* **PAGE**

Skip to main content

Cluster Table


Cluster Table is the another type of table which is supported by Oracle.

A cluster is a schema object that contains one or more tables that all have one or more columns in common. Rows of one or more tables that share the same value in these common columns are physically stored together within the database. A cluster is to store data for more than 1 table in the same block.

Tables which are created upon this cluster are called as “Cluster Table”.

Cluster Index is an index which is created for this cluster.

HOW TO VERIFY:
How to verify whether the created table is “Cluster Table” or not? Fire this query,

Select distinct cluster_name from user_all_tables where table_name IN ('EMPLOYEE',’DEPARTAMENT’)
ð  This query would return the name of the cluster (eg., query returns “CLUSTER_DEPT_ID” if it is the created cluster’s name)

* **DATA SECTION**
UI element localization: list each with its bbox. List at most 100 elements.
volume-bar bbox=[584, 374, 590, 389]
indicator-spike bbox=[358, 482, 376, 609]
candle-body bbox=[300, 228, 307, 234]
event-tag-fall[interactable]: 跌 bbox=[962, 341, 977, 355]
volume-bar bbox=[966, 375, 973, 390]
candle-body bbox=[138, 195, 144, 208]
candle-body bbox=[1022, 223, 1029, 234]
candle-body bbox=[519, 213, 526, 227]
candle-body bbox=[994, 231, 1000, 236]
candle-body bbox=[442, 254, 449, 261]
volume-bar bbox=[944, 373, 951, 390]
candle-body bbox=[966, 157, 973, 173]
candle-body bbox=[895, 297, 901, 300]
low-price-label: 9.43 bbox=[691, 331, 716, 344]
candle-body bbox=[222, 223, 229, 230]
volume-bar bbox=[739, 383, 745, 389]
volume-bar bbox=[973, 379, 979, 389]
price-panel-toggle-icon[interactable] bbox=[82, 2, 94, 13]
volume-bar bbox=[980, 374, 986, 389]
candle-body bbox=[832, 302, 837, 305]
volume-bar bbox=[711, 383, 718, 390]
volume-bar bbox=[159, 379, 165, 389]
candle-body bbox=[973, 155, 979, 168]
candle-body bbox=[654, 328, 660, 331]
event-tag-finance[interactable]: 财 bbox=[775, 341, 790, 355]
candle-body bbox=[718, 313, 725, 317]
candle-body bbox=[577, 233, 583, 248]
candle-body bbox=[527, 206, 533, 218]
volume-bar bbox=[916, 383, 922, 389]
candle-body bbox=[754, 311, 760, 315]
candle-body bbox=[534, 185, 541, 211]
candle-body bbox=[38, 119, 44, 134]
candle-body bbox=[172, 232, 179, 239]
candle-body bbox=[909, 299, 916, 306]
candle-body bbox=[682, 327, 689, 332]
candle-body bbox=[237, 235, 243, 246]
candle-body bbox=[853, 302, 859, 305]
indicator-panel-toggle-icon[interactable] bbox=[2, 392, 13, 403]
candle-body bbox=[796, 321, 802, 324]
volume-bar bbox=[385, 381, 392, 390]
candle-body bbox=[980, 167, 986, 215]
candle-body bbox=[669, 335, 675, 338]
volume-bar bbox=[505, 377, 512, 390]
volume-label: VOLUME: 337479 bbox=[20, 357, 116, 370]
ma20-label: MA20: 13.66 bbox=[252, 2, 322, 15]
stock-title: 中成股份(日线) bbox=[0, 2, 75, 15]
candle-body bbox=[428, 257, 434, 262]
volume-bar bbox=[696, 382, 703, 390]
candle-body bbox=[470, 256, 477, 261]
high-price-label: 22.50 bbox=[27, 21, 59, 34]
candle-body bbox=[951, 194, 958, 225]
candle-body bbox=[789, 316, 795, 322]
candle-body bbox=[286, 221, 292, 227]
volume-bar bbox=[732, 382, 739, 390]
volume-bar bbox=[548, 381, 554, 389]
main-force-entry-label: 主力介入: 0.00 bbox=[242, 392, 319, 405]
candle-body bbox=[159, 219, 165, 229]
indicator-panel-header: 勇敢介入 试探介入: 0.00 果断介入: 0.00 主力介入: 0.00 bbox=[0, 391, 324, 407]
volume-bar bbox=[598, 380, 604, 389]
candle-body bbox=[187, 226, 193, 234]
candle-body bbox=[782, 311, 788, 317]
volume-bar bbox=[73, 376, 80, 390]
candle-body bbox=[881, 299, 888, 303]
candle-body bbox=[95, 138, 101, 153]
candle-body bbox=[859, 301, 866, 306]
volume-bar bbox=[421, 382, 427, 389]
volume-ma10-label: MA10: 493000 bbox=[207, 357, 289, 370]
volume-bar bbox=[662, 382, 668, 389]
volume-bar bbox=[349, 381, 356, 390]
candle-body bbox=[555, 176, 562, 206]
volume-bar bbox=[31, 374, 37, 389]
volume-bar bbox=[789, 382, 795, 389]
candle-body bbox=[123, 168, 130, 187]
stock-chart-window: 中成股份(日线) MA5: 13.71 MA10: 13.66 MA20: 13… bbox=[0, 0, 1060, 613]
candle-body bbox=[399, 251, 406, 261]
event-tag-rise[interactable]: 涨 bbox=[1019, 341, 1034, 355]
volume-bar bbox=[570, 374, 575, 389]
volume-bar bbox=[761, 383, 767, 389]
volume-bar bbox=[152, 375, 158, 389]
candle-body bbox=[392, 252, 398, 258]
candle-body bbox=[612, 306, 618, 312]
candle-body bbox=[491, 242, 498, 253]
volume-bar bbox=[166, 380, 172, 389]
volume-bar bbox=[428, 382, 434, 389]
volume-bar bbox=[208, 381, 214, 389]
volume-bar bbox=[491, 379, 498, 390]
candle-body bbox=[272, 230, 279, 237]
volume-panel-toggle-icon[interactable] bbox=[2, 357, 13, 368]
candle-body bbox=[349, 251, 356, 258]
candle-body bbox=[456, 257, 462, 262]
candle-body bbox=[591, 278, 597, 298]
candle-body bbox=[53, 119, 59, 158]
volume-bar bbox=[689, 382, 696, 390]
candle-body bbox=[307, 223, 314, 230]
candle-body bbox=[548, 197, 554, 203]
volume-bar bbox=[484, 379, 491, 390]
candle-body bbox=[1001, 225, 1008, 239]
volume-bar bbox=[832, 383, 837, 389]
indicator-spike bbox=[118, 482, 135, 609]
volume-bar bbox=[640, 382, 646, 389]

* **WRITTEN PROBLEM**
In the page about Oracle cluster tables, what is a Cluster Index?

* **ANSWER TO THIS PROBLEM**
An index created for the cluster.